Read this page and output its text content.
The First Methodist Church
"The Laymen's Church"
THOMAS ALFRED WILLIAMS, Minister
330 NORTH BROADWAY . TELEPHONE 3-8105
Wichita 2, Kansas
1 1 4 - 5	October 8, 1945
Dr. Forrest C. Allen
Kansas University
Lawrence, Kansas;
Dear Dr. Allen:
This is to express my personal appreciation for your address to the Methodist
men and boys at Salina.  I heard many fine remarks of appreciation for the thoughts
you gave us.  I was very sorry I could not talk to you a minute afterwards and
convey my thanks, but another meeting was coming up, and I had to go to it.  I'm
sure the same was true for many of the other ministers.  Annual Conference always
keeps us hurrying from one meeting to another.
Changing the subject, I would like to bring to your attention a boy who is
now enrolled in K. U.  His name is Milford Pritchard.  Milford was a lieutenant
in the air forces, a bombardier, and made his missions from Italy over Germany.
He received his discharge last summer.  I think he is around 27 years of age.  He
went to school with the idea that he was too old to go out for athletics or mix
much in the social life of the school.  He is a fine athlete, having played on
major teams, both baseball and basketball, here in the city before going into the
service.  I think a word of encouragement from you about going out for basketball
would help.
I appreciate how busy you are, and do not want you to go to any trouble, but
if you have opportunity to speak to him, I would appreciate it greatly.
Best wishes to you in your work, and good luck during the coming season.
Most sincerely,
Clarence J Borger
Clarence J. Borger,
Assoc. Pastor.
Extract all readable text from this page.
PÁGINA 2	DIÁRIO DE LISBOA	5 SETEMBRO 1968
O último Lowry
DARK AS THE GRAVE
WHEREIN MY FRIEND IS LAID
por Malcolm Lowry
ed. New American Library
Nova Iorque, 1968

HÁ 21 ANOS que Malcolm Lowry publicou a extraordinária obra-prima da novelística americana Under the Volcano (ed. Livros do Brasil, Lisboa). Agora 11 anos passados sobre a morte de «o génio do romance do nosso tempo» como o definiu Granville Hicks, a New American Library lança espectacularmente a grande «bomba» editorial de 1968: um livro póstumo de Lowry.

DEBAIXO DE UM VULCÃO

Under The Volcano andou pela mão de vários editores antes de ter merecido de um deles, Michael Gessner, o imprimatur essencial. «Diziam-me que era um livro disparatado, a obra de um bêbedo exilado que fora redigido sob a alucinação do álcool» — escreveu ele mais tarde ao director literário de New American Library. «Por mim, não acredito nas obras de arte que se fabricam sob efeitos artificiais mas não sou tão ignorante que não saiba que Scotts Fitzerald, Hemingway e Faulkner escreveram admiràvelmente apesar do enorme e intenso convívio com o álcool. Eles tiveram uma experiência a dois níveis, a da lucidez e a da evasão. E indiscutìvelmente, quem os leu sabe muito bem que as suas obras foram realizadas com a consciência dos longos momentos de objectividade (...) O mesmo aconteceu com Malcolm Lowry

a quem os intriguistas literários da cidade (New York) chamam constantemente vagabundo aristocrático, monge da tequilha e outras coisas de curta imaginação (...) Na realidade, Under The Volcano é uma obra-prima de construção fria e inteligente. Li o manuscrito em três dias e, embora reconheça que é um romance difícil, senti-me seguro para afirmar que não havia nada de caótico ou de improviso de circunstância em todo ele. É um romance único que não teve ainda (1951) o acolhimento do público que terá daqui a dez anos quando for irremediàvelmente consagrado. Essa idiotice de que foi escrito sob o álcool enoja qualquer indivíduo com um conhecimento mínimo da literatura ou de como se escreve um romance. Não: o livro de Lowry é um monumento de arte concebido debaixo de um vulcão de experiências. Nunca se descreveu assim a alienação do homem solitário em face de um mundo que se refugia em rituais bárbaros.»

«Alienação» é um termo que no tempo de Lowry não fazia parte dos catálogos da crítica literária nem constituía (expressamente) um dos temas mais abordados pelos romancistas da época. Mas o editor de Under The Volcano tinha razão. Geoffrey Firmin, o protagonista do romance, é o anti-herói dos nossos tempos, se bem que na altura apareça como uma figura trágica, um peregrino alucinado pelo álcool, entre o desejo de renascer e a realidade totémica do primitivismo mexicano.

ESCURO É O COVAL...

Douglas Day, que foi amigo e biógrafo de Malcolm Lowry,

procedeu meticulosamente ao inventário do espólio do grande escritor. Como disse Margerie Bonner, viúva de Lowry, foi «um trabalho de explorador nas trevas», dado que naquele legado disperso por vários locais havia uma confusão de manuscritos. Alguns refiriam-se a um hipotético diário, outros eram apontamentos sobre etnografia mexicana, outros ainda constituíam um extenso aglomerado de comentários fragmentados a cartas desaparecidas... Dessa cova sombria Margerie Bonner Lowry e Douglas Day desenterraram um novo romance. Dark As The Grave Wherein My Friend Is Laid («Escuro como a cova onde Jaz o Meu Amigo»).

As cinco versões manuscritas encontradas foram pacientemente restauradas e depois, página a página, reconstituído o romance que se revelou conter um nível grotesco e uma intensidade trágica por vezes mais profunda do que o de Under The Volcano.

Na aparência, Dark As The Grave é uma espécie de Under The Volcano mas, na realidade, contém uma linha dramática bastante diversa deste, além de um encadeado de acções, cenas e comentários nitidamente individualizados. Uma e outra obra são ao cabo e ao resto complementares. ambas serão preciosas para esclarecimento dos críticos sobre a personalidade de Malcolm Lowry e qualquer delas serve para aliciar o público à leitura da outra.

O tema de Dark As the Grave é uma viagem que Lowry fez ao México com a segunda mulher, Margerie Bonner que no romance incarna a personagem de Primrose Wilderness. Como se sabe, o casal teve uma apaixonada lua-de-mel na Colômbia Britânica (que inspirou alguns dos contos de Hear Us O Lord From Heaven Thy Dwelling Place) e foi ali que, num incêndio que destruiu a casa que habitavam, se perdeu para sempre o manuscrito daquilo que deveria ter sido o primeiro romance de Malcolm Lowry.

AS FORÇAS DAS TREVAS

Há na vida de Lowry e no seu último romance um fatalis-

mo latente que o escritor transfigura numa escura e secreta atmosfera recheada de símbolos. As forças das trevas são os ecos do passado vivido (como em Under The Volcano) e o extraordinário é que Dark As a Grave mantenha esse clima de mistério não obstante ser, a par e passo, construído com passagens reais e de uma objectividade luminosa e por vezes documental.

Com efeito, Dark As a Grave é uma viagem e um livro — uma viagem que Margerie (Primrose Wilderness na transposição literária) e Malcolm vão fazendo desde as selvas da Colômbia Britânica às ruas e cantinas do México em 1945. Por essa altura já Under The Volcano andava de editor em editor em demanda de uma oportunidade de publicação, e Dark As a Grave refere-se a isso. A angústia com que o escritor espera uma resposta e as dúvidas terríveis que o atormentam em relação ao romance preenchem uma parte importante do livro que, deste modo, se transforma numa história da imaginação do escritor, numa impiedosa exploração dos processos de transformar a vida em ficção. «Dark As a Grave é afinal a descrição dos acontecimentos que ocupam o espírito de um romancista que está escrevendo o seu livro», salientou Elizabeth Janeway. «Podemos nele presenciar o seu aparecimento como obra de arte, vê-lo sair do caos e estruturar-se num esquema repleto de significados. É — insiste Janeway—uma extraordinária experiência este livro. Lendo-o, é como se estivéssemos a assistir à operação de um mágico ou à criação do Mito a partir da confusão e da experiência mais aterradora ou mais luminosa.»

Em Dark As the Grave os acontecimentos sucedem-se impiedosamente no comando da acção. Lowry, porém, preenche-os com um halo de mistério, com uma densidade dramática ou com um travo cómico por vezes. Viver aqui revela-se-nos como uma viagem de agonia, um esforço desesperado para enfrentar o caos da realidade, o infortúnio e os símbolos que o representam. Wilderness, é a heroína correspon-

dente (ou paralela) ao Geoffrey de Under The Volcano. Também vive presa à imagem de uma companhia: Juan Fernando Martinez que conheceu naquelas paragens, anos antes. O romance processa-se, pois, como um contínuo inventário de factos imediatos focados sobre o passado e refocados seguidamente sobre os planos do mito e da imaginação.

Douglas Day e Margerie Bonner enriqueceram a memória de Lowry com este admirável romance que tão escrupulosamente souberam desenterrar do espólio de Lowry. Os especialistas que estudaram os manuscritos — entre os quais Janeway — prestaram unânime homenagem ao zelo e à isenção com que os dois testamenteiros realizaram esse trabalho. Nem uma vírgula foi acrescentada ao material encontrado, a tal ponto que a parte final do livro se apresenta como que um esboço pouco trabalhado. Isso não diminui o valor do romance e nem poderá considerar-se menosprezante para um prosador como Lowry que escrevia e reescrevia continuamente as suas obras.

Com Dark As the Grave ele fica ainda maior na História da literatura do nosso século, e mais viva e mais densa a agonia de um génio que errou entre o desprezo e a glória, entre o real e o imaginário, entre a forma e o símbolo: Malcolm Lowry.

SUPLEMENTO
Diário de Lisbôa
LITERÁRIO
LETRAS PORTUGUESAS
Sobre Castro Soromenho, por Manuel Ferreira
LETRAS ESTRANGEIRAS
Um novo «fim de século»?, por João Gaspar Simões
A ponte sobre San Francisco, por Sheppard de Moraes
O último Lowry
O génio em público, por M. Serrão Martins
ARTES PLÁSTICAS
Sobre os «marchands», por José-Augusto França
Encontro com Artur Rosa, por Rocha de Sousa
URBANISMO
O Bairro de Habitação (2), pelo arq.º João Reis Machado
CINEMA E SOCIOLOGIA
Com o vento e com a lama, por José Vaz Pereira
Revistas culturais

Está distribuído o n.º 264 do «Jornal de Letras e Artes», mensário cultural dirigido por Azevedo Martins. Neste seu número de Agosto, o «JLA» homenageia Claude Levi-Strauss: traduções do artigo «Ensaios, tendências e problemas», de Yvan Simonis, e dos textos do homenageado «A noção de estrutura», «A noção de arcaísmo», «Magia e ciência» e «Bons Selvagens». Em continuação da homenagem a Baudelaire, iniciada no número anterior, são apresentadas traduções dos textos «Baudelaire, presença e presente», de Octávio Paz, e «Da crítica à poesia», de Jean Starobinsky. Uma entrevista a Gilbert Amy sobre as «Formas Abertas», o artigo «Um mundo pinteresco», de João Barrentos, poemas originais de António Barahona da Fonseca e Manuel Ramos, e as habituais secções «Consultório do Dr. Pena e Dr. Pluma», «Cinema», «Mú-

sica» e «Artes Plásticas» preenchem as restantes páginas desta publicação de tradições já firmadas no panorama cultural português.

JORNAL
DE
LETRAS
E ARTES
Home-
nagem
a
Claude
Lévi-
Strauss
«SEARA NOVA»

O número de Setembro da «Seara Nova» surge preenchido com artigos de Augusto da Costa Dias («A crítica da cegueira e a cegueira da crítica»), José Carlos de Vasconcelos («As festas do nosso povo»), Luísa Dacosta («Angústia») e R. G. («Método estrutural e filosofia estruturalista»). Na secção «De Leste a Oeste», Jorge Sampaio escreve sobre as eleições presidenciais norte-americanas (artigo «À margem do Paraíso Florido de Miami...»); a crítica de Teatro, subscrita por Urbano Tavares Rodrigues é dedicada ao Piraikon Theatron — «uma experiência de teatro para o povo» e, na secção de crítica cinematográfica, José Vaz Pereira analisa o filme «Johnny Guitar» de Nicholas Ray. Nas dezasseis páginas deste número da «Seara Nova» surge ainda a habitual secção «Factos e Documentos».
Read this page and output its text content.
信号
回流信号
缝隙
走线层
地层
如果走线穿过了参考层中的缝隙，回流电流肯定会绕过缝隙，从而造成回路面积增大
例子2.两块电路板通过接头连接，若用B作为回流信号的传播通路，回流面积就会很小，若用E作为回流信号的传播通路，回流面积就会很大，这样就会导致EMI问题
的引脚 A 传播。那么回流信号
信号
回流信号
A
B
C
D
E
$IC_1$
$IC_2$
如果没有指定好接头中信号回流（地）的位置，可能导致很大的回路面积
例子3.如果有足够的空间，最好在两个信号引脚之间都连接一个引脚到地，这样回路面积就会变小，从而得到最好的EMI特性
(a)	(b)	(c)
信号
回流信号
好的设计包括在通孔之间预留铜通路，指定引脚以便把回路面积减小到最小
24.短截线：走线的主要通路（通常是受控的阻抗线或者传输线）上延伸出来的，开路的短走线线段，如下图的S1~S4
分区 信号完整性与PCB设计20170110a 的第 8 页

+ + + +

--- Your task ---
Check every line of the records above for the string "objectividade" and say how many contain it, giving the number alone.

--- Result ---
2